→ **Input data**
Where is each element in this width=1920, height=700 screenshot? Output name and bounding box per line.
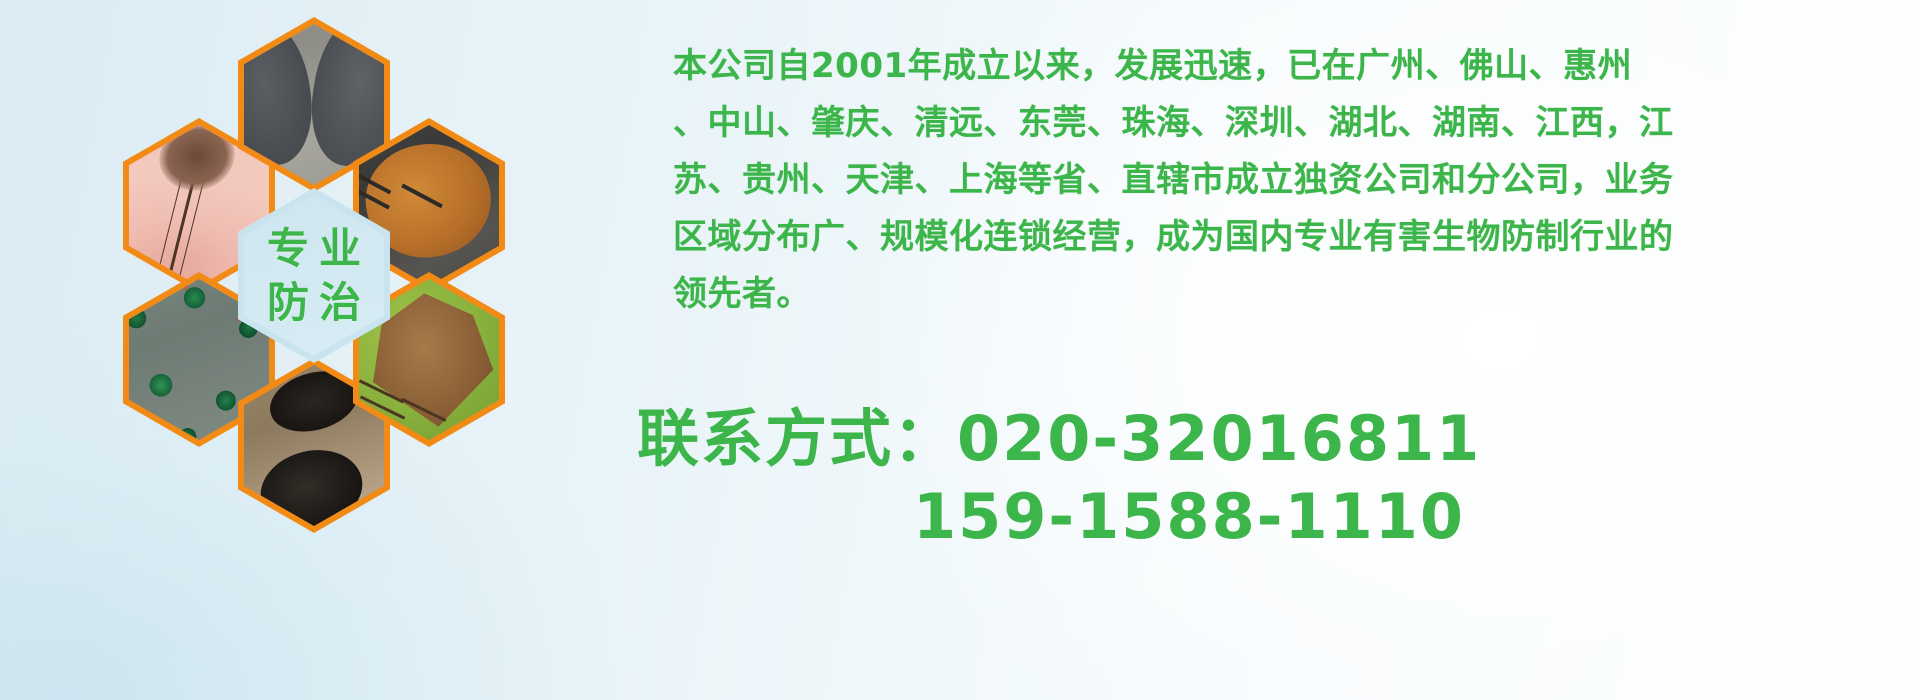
slogan-text: 专业 防治: [244, 195, 384, 356]
intro-line: 苏、贵州、天津、上海等省、直辖市成立独资公司和分公司，业务: [615, 152, 1905, 209]
contact-secondary-line: 159-1588-1110: [625, 478, 1915, 556]
pest-control-banner: 专业 防治 本公司自2001年成立以来，发展迅速，已在广州、佛山、惠州 、中山、…: [0, 0, 1920, 700]
contact-label: 联系方式：: [637, 402, 957, 475]
company-intro-paragraph: 本公司自2001年成立以来，发展迅速，已在广州、佛山、惠州 、中山、肇庆、清远、…: [615, 38, 1905, 323]
slogan-line-2: 防治: [257, 282, 371, 324]
intro-line: 、中山、肇庆、清远、东莞、珠海、深圳、湖北、湖南、江西，江: [615, 95, 1905, 152]
honeycomb-cluster: 专业 防治: [85, 8, 605, 568]
content-column: 本公司自2001年成立以来，发展迅速，已在广州、佛山、惠州 、中山、肇庆、清远、…: [615, 0, 1920, 700]
intro-line: 区域分布广、规模化连锁经营，成为国内专业有害生物防制行业的: [615, 209, 1905, 266]
contact-primary-line: 联系方式：020-32016811: [625, 400, 1915, 478]
phone-secondary[interactable]: 159-1588-1110: [913, 480, 1465, 553]
contact-block: 联系方式：020-32016811 159-1588-1110: [625, 400, 1915, 556]
phone-primary[interactable]: 020-32016811: [957, 402, 1481, 475]
slogan-line-1: 专业: [257, 228, 371, 270]
intro-line: 领先者。: [615, 266, 1905, 323]
intro-line: 本公司自2001年成立以来，发展迅速，已在广州、佛山、惠州: [615, 38, 1905, 95]
hex-inner: 专业 防治: [244, 195, 384, 356]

→ **Direction**
State only the count of lines in the data above that contain the string "contact".

→ **Exercise solution**
4